— REQUIREMENT —
Write out the entire listing below exactly, with the pictures left out.

— INFORMATION SUPPLIED —
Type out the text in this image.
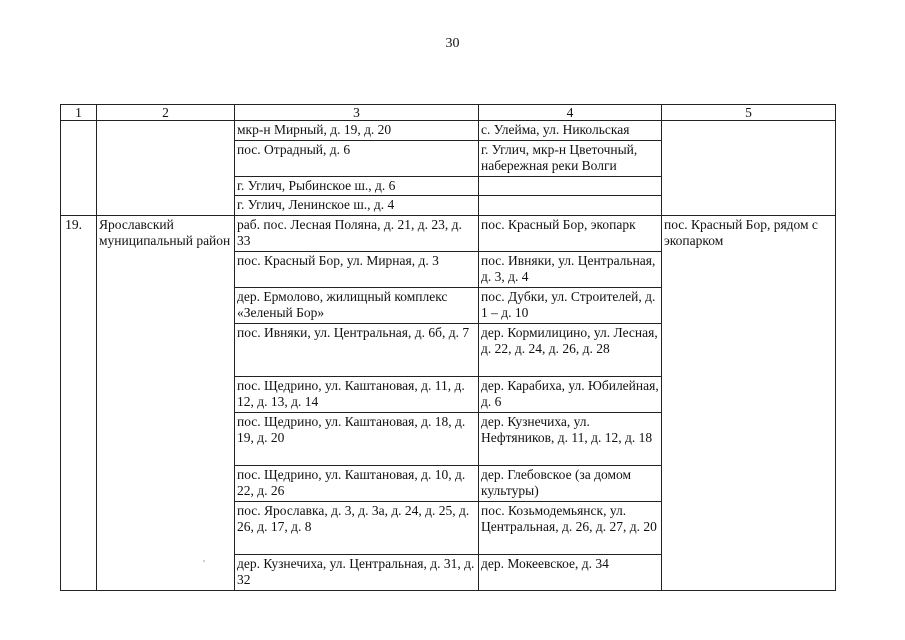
30
1	2	3	4	5
		мкр-н Мирный, д. 19, д. 20	с. Улейма, ул. Никольская	
		пос. Отрадный, д. 6	г. Углич, мкр-н Цветочный, набережная реки Волги	
		г. Углич, Рыбинское ш., д. 6		
		г. Углич, Ленинское ш., д. 4		
19.	Ярославский муниципальный район	раб. пос. Лесная Поляна, д. 21, д. 23, д. 33	пос. Красный Бор, экопарк	пос. Красный Бор, рядом с экопарком
		пос. Красный Бор, ул. Мирная, д. 3	пос. Ивняки, ул. Центральная, д. 3, д. 4	
		дер. Ермолово, жилищный комплекс «Зеленый Бор»	пос. Дубки, ул. Строителей, д. 1 – д. 10	
		пос. Ивняки, ул. Центральная, д. 6б, д. 7	дер. Кормилицино, ул. Лесная, д. 22, д. 24, д. 26, д. 28	
		пос. Щедрино, ул. Каштановая, д. 11, д. 12, д. 13, д. 14	дер. Карабиха, ул. Юбилейная, д. 6	
		пос. Щедрино, ул. Каштановая, д. 18, д. 19, д. 20	дер. Кузнечиха, ул. Нефтяников, д. 11, д. 12, д. 18	
		пос. Щедрино, ул. Каштановая, д. 10, д. 22, д. 26	дер. Глебовское (за домом культуры)	
		пос. Ярославка, д. 3, д. 3а, д. 24, д. 25, д. 26, д. 17, д. 8	пос. Козьмодемьянск, ул. Центральная, д. 26, д. 27, д. 20	
		дер. Кузнечиха, ул. Центральная, д. 31, д. 32	дер. Мокеевское, д. 34	
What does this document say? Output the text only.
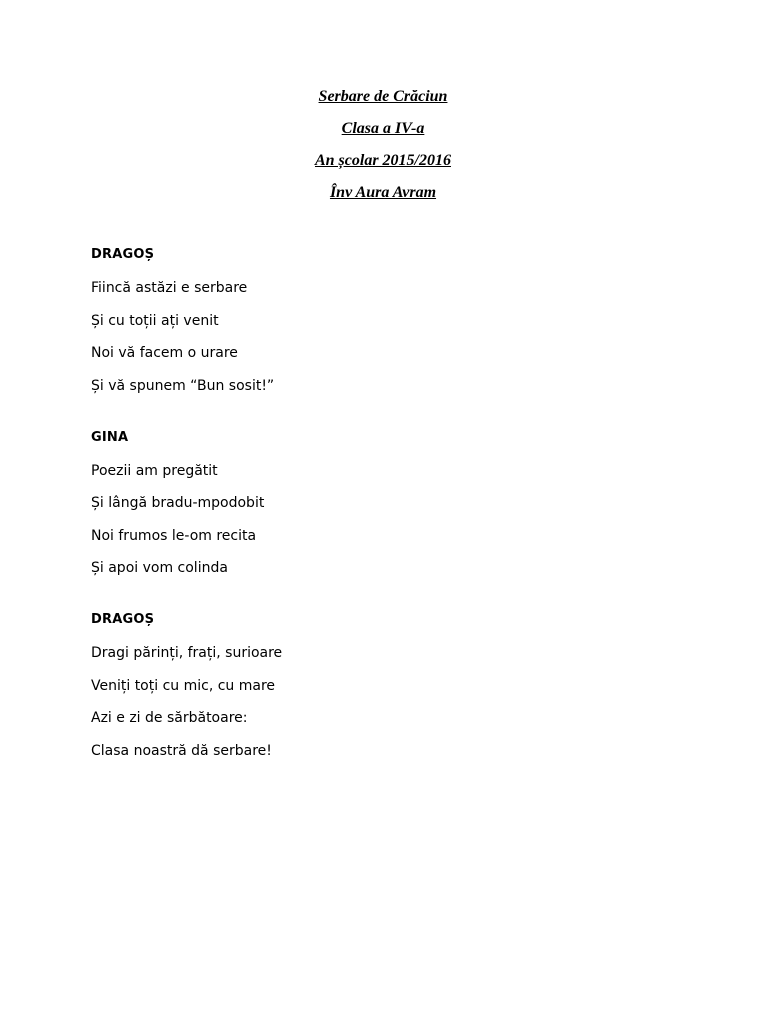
Serbare de Crăciun
Clasa a IV-a
An școlar 2015/2016
Înv Aura Avram
DRAGOȘ
Fiincă astăzi e serbare
Și cu toții ați venit
Noi vă facem o urare
Și vă spunem “Bun sosit!”
GINA
Poezii am pregătit
Și lângă bradu-mpodobit
Noi frumos le-om recita
Și apoi vom colinda
DRAGOȘ
Dragi părinți, frați, surioare
Veniți toți cu mic, cu mare
Azi e zi de sărbătoare:
Clasa noastră dă serbare!
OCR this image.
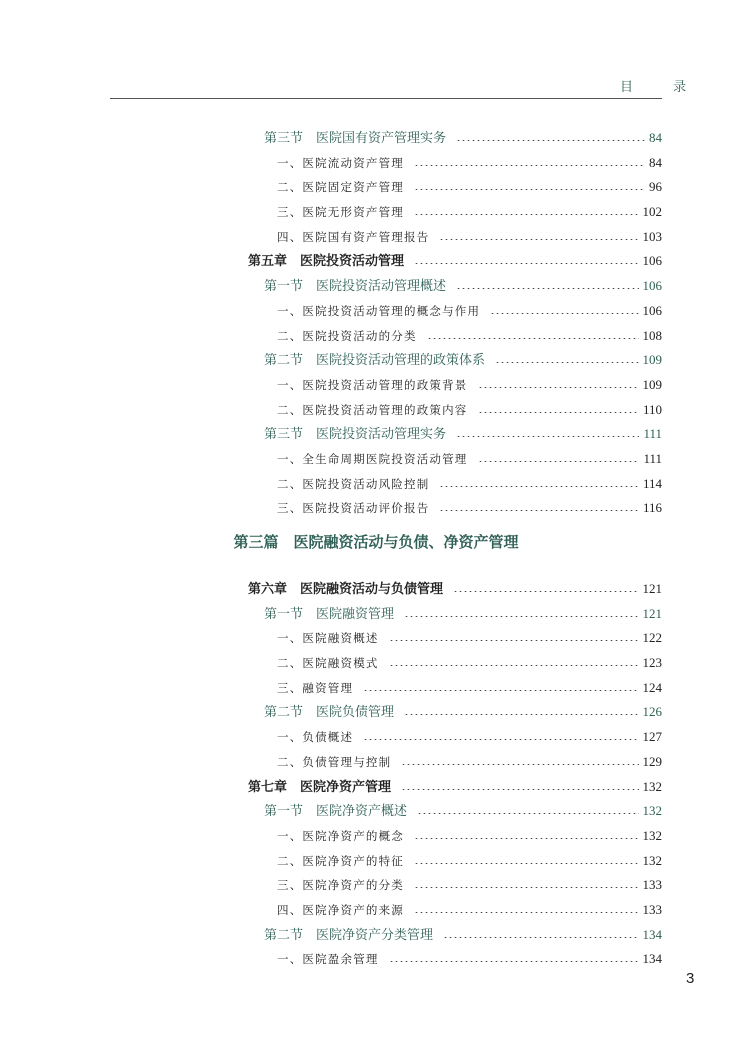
目 录
第三节　医院国有资产管理实务	84
一、医院流动资产管理	84
二、医院固定资产管理	96
三、医院无形资产管理	102
四、医院国有资产管理报告	103
第五章　医院投资活动管理	106
第一节　医院投资活动管理概述	106
一、医院投资活动管理的概念与作用	106
二、医院投资活动的分类	108
第二节　医院投资活动管理的政策体系	109
一、医院投资活动管理的政策背景	109
二、医院投资活动管理的政策内容	110
第三节　医院投资活动管理实务	111
一、全生命周期医院投资活动管理	111
二、医院投资活动风险控制	114
三、医院投资活动评价报告	116
第三篇　医院融资活动与负债、净资产管理
第六章　医院融资活动与负债管理	121
第一节　医院融资管理	121
一、医院融资概述	122
二、医院融资模式	123
三、融资管理	124
第二节　医院负债管理	126
一、负债概述	127
二、负债管理与控制	129
第七章　医院净资产管理	132
第一节　医院净资产概述	132
一、医院净资产的概念	132
二、医院净资产的特征	132
三、医院净资产的分类	133
四、医院净资产的来源	133
第二节　医院净资产分类管理	134
一、医院盈余管理	134
3
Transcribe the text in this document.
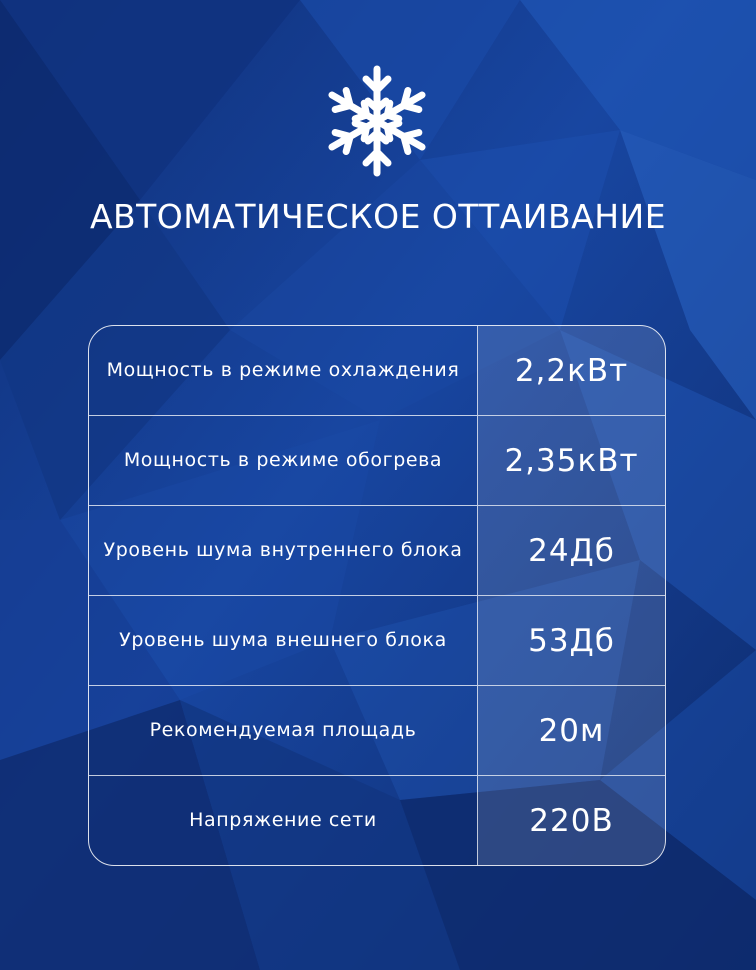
АВТОМАТИЧЕСКОЕ ОТТАИВАНИЕ
Мощность в режиме охлаждения	2,2кВт
Мощность в режиме обогрева	2,35кВт
Уровень шума внутреннего блока	24Дб
Уровень шума внешнего блока	53Дб
Рекомендуемая площадь	20м
Напряжение сети	220В
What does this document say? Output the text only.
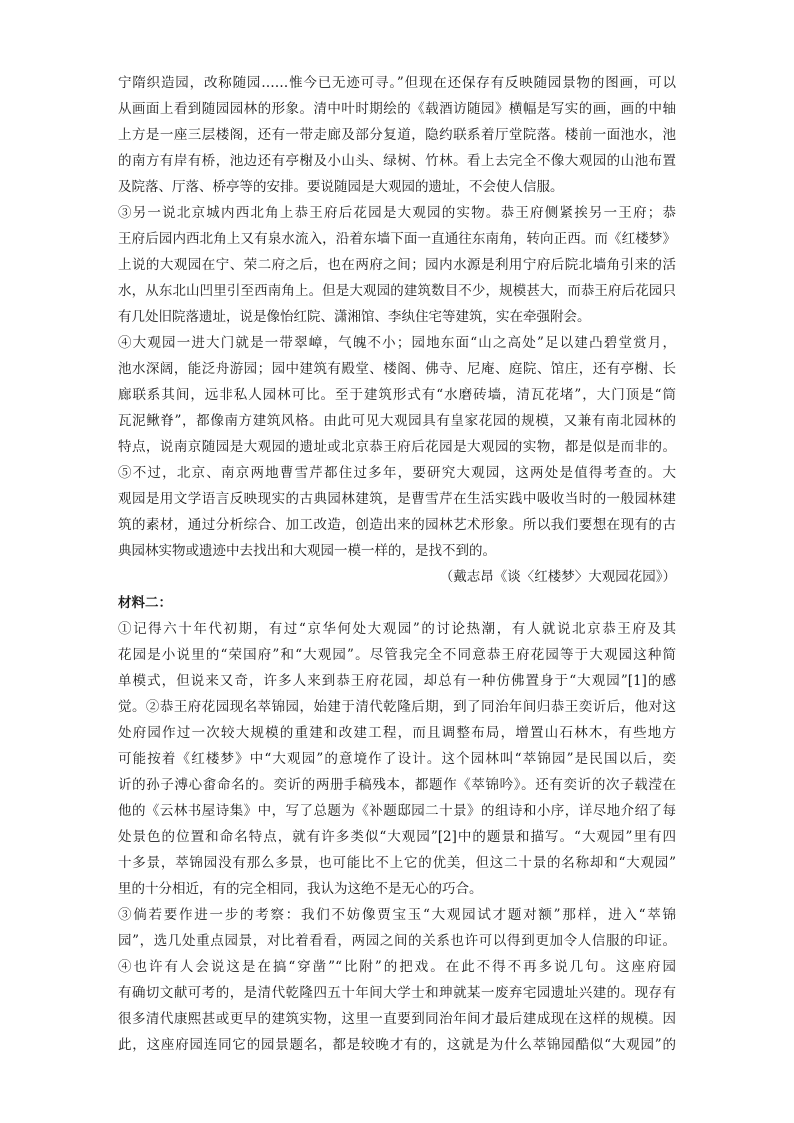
宁隋织造园，改称随园……惟今已无迹可寻。”但现在还保存有反映随园景物的图画，可以
从画面上看到随园园林的形象。清中叶时期绘的《载酒访随园》横幅是写实的画，画的中轴
上方是一座三层楼阁，还有一带走廊及部分复道，隐约联系着厅堂院落。楼前一面池水，池
的南方有岸有桥，池边还有亭榭及小山头、绿树、竹林。看上去完全不像大观园的山池布置
及院落、厅落、桥亭等的安排。要说随园是大观园的遗址，不会使人信服。
③另一说北京城内西北角上恭王府后花园是大观园的实物。恭王府侧紧挨另一王府；恭
王府后园内西北角上又有泉水流入，沿着东墙下面一直通往东南角，转向正西。而《红楼梦》
上说的大观园在宁、荣二府之后，也在两府之间；园内水源是利用宁府后院北墙角引来的活
水，从东北山凹里引至西南角上。但是大观园的建筑数目不少，规模甚大，而恭王府后花园只
有几处旧院落遗址，说是像怡红院、潇湘馆、李纨住宅等建筑，实在牵强附会。
④大观园一进大门就是一带翠嶂，气魄不小；园地东面“山之高处”足以建凸碧堂赏月，
池水深阔，能泛舟游园；园中建筑有殿堂、楼阁、佛寺、尼庵、庭院、馆庄，还有亭榭、长
廊联系其间，远非私人园林可比。至于建筑形式有“水磨砖墙，清瓦花堵”，大门顶是“筒
瓦泥鳅脊”，都像南方建筑风格。由此可见大观园具有皇家花园的规模，又兼有南北园林的
特点，说南京随园是大观园的遗址或北京恭王府后花园是大观园的实物，都是似是而非的。
⑤不过，北京、南京两地曹雪芹都住过多年，要研究大观园，这两处是值得考查的。大
观园是用文学语言反映现实的古典园林建筑，是曹雪芹在生活实践中吸收当时的一般园林建
筑的素材，通过分析综合、加工改造，创造出来的园林艺术形象。所以我们要想在现有的古
典园林实物或遗迹中去找出和大观园一模一样的，是找不到的。
（戴志昂《谈〈红楼梦〉大观园花园》）
材料二：
①记得六十年代初期，有过“京华何处大观园”的讨论热潮，有人就说北京恭王府及其
花园是小说里的“荣国府”和“大观园”。尽管我完全不同意恭王府花园等于大观园这种简
单模式，但说来又奇，许多人来到恭王府花园，却总有一种仿佛置身于“大观园”[1]的感
觉。②恭王府花园现名萃锦园，始建于清代乾隆后期，到了同治年间归恭王奕䜣后，他对这
处府园作过一次较大规模的重建和改建工程，而且调整布局，增置山石林木，有些地方
可能按着《红楼梦》中“大观园”的意境作了设计。这个园林叫“萃锦园”是民国以后，奕
䜣的孙子溥心畬命名的。奕䜣的两册手稿残本，都题作《萃锦吟》。还有奕䜣的次子载滢在
他的《云林书屋诗集》中，写了总题为《补题邸园二十景》的组诗和小序，详尽地介绍了每
处景色的位置和命名特点，就有许多类似“大观园”[2]中的题景和描写。“大观园”里有四
十多景，萃锦园没有那么多景，也可能比不上它的优美，但这二十景的名称却和“大观园”
里的十分相近，有的完全相同，我认为这绝不是无心的巧合。
③倘若要作进一步的考察：我们不妨像贾宝玉“大观园试才题对额”那样，进入“萃锦
园”，选几处重点园景，对比着看看，两园之间的关系也许可以得到更加令人信服的印证。
④也许有人会说这是在搞“穿凿”“比附”的把戏。在此不得不再多说几句。这座府园
有确切文献可考的，是清代乾隆四五十年间大学士和珅就某一废弃宅园遗址兴建的。现存有
很多清代康熙甚或更早的建筑实物，这里一直要到同治年间才最后建成现在这样的规模。因
此，这座府园连同它的园景题名，都是较晚才有的，这就是为什么萃锦园酷似“大观园”的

— OUTPUT BELOW —
Type out the text in this image.
30
1	2	3	4	5
		мкр-н Мирный, д. 19, д. 20	с. Улейма, ул. Никольская	
		пос. Отрадный, д. 6	г. Углич, мкр-н Цветочный, набережная реки Волги	
		г. Углич, Рыбинское ш., д. 6		
		г. Углич, Ленинское ш., д. 4		
19.	Ярославский муниципальный район	раб. пос. Лесная Поляна, д. 21, д. 23, д. 33	пос. Красный Бор, экопарк	пос. Красный Бор, рядом с экопарком
		пос. Красный Бор, ул. Мирная, д. 3	пос. Ивняки, ул. Центральная, д. 3, д. 4	
		дер. Ермолово, жилищный комплекс «Зеленый Бор»	пос. Дубки, ул. Строителей, д. 1 – д. 10	
		пос. Ивняки, ул. Центральная, д. 6б, д. 7	дер. Кормилицино, ул. Лесная, д. 22, д. 24, д. 26, д. 28	
		пос. Щедрино, ул. Каштановая, д. 11, д. 12, д. 13, д. 14	дер. Карабиха, ул. Юбилейная, д. 6	
		пос. Щедрино, ул. Каштановая, д. 18, д. 19, д. 20	дер. Кузнечиха, ул. Нефтяников, д. 11, д. 12, д. 18	
		пос. Щедрино, ул. Каштановая, д. 10, д. 22, д. 26	дер. Глебовское (за домом культуры)	
		пос. Ярославка, д. 3, д. 3а, д. 24, д. 25, д. 26, д. 17, д. 8	пос. Козьмодемьянск, ул. Центральная, д. 26, д. 27, д. 20	
		дер. Кузнечиха, ул. Центральная, д. 31, д. 32	дер. Мокеевское, д. 34	
What does this document say? Output the text only.
Serbare de Crăciun
Clasa a IV-a
An școlar 2015/2016
Înv Aura Avram
DRAGOȘ
Fiincă astăzi e serbare
Și cu toții ați venit
Noi vă facem o urare
Și vă spunem “Bun sosit!”
GINA
Poezii am pregătit
Și lângă bradu-mpodobit
Noi frumos le-om recita
Și apoi vom colinda
DRAGOȘ
Dragi părinți, frați, surioare
Veniți toți cu mic, cu mare
Azi e zi de sărbătoare:
Clasa noastră dă serbare!
OCR this image.
目 录
第三节　医院国有资产管理实务	84
一、医院流动资产管理	84
二、医院固定资产管理	96
三、医院无形资产管理	102
四、医院国有资产管理报告	103
第五章　医院投资活动管理	106
第一节　医院投资活动管理概述	106
一、医院投资活动管理的概念与作用	106
二、医院投资活动的分类	108
第二节　医院投资活动管理的政策体系	109
一、医院投资活动管理的政策背景	109
二、医院投资活动管理的政策内容	110
第三节　医院投资活动管理实务	111
一、全生命周期医院投资活动管理	111
二、医院投资活动风险控制	114
三、医院投资活动评价报告	116
第三篇　医院融资活动与负债、净资产管理
第六章　医院融资活动与负债管理	121
第一节　医院融资管理	121
一、医院融资概述	122
二、医院融资模式	123
三、融资管理	124
第二节　医院负债管理	126
一、负债概述	127
二、负债管理与控制	129
第七章　医院净资产管理	132
第一节　医院净资产概述	132
一、医院净资产的概念	132
二、医院净资产的特征	132
三、医院净资产的分类	133
四、医院净资产的来源	133
第二节　医院净资产分类管理	134
一、医院盈余管理	134
3
Transcribe the text in this document.
АВТОМАТИЧЕСКОЕ ОТТАИВАНИЕ
Мощность в режиме охлаждения	2,2кВт
Мощность в режиме обогрева	2,35кВт
Уровень шума внутреннего блока	24Дб
Уровень шума внешнего блока	53Дб
Рекомендуемая площадь	20м
Напряжение сети	220В
What does this document say? Output the text only.
宁隋织造园，改称随园……惟今已无迹可寻。”但现在还保存有反映随园景物的图画，可以
从画面上看到随园园林的形象。清中叶时期绘的《载酒访随园》横幅是写实的画，画的中轴
上方是一座三层楼阁，还有一带走廊及部分复道，隐约联系着厅堂院落。楼前一面池水，池
的南方有岸有桥，池边还有亭榭及小山头、绿树、竹林。看上去完全不像大观园的山池布置
及院落、厅落、桥亭等的安排。要说随园是大观园的遗址，不会使人信服。
③另一说北京城内西北角上恭王府后花园是大观园的实物。恭王府侧紧挨另一王府；恭
王府后园内西北角上又有泉水流入，沿着东墙下面一直通往东南角，转向正西。而《红楼梦》
上说的大观园在宁、荣二府之后，也在两府之间；园内水源是利用宁府后院北墙角引来的活
水，从东北山凹里引至西南角上。但是大观园的建筑数目不少，规模甚大，而恭王府后花园只
有几处旧院落遗址，说是像怡红院、潇湘馆、李纨住宅等建筑，实在牵强附会。
④大观园一进大门就是一带翠嶂，气魄不小；园地东面“山之高处”足以建凸碧堂赏月，
池水深阔，能泛舟游园；园中建筑有殿堂、楼阁、佛寺、尼庵、庭院、馆庄，还有亭榭、长
廊联系其间，远非私人园林可比。至于建筑形式有“水磨砖墙，清瓦花堵”，大门顶是“筒
瓦泥鳅脊”，都像南方建筑风格。由此可见大观园具有皇家花园的规模，又兼有南北园林的
特点，说南京随园是大观园的遗址或北京恭王府后花园是大观园的实物，都是似是而非的。
⑤不过，北京、南京两地曹雪芹都住过多年，要研究大观园，这两处是值得考查的。大
观园是用文学语言反映现实的古典园林建筑，是曹雪芹在生活实践中吸收当时的一般园林建
筑的素材，通过分析综合、加工改造，创造出来的园林艺术形象。所以我们要想在现有的古
典园林实物或遗迹中去找出和大观园一模一样的，是找不到的。
（戴志昂《谈〈红楼梦〉大观园花园》）
材料二：
①记得六十年代初期，有过“京华何处大观园”的讨论热潮，有人就说北京恭王府及其
花园是小说里的“荣国府”和“大观园”。尽管我完全不同意恭王府花园等于大观园这种简
单模式，但说来又奇，许多人来到恭王府花园，却总有一种仿佛置身于“大观园”[1]的感
觉。②恭王府花园现名萃锦园，始建于清代乾隆后期，到了同治年间归恭王奕䜣后，他对这
处府园作过一次较大规模的重建和改建工程，而且调整布局，增置山石林木，有些地方
可能按着《红楼梦》中“大观园”的意境作了设计。这个园林叫“萃锦园”是民国以后，奕
䜣的孙子溥心畬命名的。奕䜣的两册手稿残本，都题作《萃锦吟》。还有奕䜣的次子载滢在
他的《云林书屋诗集》中，写了总题为《补题邸园二十景》的组诗和小序，详尽地介绍了每
处景色的位置和命名特点，就有许多类似“大观园”[2]中的题景和描写。“大观园”里有四
十多景，萃锦园没有那么多景，也可能比不上它的优美，但这二十景的名称却和“大观园”
里的十分相近，有的完全相同，我认为这绝不是无心的巧合。
③倘若要作进一步的考察：我们不妨像贾宝玉“大观园试才题对额”那样，进入“萃锦
园”，选几处重点园景，对比着看看，两园之间的关系也许可以得到更加令人信服的印证。
④也许有人会说这是在搞“穿凿”“比附”的把戏。在此不得不再多说几句。这座府园
有确切文献可考的，是清代乾隆四五十年间大学士和珅就某一废弃宅园遗址兴建的。现存有
很多清代康熙甚或更早的建筑实物，这里一直要到同治年间才最后建成现在这样的规模。因
此，这座府园连同它的园景题名，都是较晚才有的，这就是为什么萃锦园酷似“大观园”的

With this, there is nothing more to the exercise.